Structured figure records
==================================================
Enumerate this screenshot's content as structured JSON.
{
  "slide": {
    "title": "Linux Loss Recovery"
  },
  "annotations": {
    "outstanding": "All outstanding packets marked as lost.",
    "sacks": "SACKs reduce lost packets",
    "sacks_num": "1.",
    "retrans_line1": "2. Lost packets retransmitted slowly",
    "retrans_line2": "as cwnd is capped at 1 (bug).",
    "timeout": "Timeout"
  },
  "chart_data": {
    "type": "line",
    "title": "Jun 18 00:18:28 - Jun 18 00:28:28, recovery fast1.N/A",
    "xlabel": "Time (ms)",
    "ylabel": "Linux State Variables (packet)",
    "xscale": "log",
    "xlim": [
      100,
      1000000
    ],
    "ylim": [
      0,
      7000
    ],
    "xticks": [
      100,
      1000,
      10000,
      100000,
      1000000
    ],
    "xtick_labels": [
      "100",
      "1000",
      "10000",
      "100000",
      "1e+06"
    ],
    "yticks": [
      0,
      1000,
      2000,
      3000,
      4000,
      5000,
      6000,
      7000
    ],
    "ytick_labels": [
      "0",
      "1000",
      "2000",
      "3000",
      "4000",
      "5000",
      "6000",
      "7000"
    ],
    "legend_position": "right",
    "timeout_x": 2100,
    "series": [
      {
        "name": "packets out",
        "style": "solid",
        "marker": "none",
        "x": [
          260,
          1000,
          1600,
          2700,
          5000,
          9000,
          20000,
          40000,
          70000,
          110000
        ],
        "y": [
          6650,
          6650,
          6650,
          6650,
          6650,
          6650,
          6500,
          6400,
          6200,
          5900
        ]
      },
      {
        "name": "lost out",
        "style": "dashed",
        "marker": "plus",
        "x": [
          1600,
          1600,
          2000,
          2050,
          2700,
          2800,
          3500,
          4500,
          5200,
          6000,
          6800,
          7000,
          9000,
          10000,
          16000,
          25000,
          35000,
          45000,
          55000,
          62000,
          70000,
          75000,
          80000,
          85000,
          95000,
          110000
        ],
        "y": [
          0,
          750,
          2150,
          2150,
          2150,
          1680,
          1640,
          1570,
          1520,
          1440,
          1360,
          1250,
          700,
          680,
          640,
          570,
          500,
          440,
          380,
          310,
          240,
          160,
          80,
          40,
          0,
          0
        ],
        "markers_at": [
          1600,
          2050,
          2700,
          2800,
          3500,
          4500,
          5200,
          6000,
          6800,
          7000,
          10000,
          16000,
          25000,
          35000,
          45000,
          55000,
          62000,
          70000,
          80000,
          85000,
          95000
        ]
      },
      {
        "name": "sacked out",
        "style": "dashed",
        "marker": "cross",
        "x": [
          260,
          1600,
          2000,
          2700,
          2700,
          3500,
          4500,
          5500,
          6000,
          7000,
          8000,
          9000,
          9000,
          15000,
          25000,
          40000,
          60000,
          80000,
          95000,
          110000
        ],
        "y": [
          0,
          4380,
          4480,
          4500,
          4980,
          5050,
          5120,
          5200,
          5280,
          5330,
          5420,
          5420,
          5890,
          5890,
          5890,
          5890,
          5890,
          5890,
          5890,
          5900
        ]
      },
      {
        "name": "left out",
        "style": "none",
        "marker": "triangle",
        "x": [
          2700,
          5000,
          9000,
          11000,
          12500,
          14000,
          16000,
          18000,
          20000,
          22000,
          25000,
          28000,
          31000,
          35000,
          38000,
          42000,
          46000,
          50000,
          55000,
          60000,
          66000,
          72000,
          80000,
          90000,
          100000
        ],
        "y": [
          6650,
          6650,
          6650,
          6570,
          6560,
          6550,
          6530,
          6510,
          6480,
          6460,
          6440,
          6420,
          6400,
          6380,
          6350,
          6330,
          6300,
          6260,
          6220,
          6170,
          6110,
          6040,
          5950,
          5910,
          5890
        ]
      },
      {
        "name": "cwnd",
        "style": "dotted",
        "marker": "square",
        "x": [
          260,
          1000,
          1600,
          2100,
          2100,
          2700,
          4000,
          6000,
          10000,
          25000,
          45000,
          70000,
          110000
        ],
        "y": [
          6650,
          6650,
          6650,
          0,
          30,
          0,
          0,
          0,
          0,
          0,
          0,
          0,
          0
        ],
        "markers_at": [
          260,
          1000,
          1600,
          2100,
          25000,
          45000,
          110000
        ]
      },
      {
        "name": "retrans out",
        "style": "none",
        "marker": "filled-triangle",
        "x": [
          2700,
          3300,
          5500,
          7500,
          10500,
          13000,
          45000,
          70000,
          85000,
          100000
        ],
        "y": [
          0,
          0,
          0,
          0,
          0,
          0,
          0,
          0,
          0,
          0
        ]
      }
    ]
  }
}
==================================================
Instruction: List each line in the listing that contains the string "packets".

Output for this exercise:
    "outstanding": "All outstanding packets marked as lost.",
    "sacks": "SACKs reduce lost packets",
    "retrans_line1": "2. Lost packets retransmitted slowly",
        "name": "packets out",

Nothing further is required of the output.